◆ TASK DESCRIPTION:
Exactly reproduce each record listed below.

Items from a dataset
⟨

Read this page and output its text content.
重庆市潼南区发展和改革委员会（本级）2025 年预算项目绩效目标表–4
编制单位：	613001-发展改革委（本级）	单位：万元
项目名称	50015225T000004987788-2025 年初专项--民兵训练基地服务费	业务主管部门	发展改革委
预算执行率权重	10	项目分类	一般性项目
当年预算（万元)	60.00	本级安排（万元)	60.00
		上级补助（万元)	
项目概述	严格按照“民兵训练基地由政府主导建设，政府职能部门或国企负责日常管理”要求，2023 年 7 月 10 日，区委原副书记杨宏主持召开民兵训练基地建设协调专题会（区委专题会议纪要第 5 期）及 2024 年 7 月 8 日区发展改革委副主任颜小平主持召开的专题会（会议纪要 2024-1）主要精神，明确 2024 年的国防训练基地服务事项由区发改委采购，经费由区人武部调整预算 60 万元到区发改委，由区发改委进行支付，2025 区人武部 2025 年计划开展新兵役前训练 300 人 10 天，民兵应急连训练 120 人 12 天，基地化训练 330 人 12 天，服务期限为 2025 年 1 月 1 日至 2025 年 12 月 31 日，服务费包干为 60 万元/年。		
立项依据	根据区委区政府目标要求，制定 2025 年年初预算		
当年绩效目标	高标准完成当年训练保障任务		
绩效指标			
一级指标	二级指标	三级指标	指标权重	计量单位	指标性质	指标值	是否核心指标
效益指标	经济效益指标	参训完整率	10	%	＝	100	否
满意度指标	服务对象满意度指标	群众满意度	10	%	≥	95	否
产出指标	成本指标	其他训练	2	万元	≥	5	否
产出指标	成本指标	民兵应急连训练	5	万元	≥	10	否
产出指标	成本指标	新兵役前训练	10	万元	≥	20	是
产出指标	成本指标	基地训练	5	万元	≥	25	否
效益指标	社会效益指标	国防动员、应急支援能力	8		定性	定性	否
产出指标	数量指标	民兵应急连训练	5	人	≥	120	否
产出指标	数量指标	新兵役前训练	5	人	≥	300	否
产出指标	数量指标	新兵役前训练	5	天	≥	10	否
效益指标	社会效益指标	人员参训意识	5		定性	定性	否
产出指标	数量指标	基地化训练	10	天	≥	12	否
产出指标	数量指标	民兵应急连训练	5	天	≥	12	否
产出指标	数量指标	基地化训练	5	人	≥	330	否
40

⟩

◆ WRITTEN REPLY:
Read this page and output its text content.
重庆市潼南区发展和改革委员会（本级）2025 年预算项目绩效目标表–4
编制单位：	613001-发展改革委（本级）	单位：万元
项目名称	50015225T000004987788-2025 年初专项--民兵训练基地服务费	业务主管部门	发展改革委
预算执行率权重	10	项目分类	一般性项目
当年预算（万元)	60.00	本级安排（万元)	60.00
		上级补助（万元)	
项目概述	严格按照“民兵训练基地由政府主导建设，政府职能部门或国企负责日常管理”要求，2023 年 7 月 10 日，区委原副书记杨宏主持召开民兵训练基地建设协调专题会（区委专题会议纪要第 5 期）及 2024 年 7 月 8 日区发展改革委副主任颜小平主持召开的专题会（会议纪要 2024-1）主要精神，明确 2024 年的国防训练基地服务事项由区发改委采购，经费由区人武部调整预算 60 万元到区发改委，由区发改委进行支付，2025 区人武部 2025 年计划开展新兵役前训练 300 人 10 天，民兵应急连训练 120 人 12 天，基地化训练 330 人 12 天，服务期限为 2025 年 1 月 1 日至 2025 年 12 月 31 日，服务费包干为 60 万元/年。		
立项依据	根据区委区政府目标要求，制定 2025 年年初预算		
当年绩效目标	高标准完成当年训练保障任务		
绩效指标			
一级指标	二级指标	三级指标	指标权重	计量单位	指标性质	指标值	是否核心指标
效益指标	经济效益指标	参训完整率	10	%	＝	100	否
满意度指标	服务对象满意度指标	群众满意度	10	%	≥	95	否
产出指标	成本指标	其他训练	2	万元	≥	5	否
产出指标	成本指标	民兵应急连训练	5	万元	≥	10	否
产出指标	成本指标	新兵役前训练	10	万元	≥	20	是
产出指标	成本指标	基地训练	5	万元	≥	25	否
效益指标	社会效益指标	国防动员、应急支援能力	8		定性	定性	否
产出指标	数量指标	民兵应急连训练	5	人	≥	120	否
产出指标	数量指标	新兵役前训练	5	人	≥	300	否
产出指标	数量指标	新兵役前训练	5	天	≥	10	否
效益指标	社会效益指标	人员参训意识	5		定性	定性	否
产出指标	数量指标	基地化训练	10	天	≥	12	否
产出指标	数量指标	民兵应急连训练	5	天	≥	12	否
产出指标	数量指标	基地化训练	5	人	≥	330	否
40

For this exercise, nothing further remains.